§ **SET TASK**
Pull out each line of the data that includes the word "title".

[Data extracted from a collection]
..............................
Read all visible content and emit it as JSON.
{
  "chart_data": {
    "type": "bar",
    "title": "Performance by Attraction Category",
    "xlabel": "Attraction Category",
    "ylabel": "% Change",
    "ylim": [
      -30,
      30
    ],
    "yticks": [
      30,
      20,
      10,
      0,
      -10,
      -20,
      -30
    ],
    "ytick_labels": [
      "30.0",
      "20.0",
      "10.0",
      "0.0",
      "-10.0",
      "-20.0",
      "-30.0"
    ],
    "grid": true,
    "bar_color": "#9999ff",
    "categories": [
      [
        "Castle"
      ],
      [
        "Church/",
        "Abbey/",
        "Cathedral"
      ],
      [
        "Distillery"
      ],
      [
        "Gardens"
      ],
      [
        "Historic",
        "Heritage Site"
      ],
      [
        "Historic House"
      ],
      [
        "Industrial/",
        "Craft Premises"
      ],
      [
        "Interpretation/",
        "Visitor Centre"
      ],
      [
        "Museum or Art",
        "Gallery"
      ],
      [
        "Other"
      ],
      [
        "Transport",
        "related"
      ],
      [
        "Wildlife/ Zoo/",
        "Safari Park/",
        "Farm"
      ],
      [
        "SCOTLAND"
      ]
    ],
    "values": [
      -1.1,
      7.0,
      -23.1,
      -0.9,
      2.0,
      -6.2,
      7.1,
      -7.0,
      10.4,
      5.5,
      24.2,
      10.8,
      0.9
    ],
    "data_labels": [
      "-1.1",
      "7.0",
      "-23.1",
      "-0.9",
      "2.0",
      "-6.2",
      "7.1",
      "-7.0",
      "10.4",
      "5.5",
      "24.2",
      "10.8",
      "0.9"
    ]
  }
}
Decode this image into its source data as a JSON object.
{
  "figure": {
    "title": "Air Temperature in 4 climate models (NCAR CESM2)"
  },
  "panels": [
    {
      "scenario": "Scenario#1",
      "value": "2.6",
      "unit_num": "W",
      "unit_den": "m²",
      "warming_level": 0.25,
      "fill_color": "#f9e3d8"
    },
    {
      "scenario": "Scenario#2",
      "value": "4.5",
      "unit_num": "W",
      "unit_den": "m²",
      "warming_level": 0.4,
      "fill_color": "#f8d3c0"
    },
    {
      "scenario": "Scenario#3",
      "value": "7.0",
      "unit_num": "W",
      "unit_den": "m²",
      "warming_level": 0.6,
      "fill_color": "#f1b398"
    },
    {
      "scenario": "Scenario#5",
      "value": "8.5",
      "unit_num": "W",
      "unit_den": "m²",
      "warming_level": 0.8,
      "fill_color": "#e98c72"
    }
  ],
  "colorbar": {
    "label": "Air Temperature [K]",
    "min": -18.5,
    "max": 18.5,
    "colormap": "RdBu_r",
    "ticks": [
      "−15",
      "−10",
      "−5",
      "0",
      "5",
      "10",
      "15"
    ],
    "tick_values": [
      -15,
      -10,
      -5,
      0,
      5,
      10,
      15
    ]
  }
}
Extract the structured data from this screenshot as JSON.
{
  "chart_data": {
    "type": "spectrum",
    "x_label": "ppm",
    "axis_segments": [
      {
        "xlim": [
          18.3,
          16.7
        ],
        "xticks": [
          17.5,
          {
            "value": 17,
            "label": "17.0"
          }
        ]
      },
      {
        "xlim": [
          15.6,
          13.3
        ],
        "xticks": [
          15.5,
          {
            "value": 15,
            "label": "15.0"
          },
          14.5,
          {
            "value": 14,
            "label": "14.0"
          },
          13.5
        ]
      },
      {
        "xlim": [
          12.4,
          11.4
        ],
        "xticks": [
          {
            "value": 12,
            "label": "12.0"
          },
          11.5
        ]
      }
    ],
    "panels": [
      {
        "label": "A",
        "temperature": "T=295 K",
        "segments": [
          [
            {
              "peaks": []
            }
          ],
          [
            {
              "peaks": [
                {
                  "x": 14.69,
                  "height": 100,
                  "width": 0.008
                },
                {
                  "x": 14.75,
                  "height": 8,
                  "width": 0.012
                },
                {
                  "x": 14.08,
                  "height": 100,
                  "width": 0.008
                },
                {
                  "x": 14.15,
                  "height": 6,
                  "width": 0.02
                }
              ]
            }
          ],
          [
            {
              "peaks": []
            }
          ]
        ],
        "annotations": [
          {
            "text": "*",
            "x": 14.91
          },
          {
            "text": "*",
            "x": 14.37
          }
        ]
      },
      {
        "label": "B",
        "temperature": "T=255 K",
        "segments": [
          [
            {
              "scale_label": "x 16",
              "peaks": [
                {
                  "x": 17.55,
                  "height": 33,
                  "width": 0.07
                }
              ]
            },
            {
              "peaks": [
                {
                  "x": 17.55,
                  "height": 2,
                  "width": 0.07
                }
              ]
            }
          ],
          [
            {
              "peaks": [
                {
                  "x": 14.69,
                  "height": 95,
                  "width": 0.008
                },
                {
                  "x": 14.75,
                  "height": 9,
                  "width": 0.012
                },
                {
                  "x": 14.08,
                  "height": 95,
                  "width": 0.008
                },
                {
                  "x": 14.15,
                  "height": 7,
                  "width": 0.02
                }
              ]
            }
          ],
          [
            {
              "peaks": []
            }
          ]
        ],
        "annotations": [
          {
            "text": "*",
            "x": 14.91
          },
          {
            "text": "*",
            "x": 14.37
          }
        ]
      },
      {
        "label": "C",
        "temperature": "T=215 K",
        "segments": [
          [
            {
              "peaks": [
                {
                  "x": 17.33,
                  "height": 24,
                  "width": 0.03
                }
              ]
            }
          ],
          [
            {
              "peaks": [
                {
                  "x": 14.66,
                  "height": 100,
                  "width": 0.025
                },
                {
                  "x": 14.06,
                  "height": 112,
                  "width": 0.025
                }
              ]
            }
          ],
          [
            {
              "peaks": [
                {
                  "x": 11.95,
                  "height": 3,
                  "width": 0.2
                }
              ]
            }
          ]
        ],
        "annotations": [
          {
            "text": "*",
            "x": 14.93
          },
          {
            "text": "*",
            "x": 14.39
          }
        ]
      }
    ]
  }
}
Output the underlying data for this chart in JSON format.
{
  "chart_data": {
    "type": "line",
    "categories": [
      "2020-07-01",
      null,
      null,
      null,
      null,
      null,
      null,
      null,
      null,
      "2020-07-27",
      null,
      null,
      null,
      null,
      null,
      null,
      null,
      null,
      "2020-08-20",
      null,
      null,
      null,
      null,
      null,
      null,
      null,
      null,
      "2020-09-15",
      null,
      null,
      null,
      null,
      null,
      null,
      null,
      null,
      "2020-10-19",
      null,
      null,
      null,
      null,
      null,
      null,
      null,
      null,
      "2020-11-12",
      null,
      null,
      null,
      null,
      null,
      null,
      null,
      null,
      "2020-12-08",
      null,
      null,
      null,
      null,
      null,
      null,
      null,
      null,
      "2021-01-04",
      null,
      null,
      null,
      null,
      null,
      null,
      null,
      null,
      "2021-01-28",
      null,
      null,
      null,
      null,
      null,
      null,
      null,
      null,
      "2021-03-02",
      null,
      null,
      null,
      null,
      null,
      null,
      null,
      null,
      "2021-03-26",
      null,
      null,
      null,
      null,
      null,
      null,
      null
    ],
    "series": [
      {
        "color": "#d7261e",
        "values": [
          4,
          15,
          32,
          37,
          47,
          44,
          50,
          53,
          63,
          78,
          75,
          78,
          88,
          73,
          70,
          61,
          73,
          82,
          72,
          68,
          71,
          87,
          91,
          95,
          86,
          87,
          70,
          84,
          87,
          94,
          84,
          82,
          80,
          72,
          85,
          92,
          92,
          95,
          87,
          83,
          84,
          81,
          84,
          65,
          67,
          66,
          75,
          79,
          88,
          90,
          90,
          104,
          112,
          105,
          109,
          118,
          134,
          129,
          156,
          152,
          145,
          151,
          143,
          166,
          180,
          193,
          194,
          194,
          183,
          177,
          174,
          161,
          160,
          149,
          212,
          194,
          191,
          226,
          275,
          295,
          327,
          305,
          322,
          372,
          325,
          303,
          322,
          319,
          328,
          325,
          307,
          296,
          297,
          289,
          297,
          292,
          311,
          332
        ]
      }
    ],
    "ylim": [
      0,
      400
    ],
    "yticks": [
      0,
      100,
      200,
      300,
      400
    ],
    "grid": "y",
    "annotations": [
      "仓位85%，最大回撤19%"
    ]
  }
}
..............................
§ **RESULT FOR THIS TASK**
    "title": "Performance by Attraction Category",
    "title": "Air Temperature in 4 climate models (NCAR CESM2)"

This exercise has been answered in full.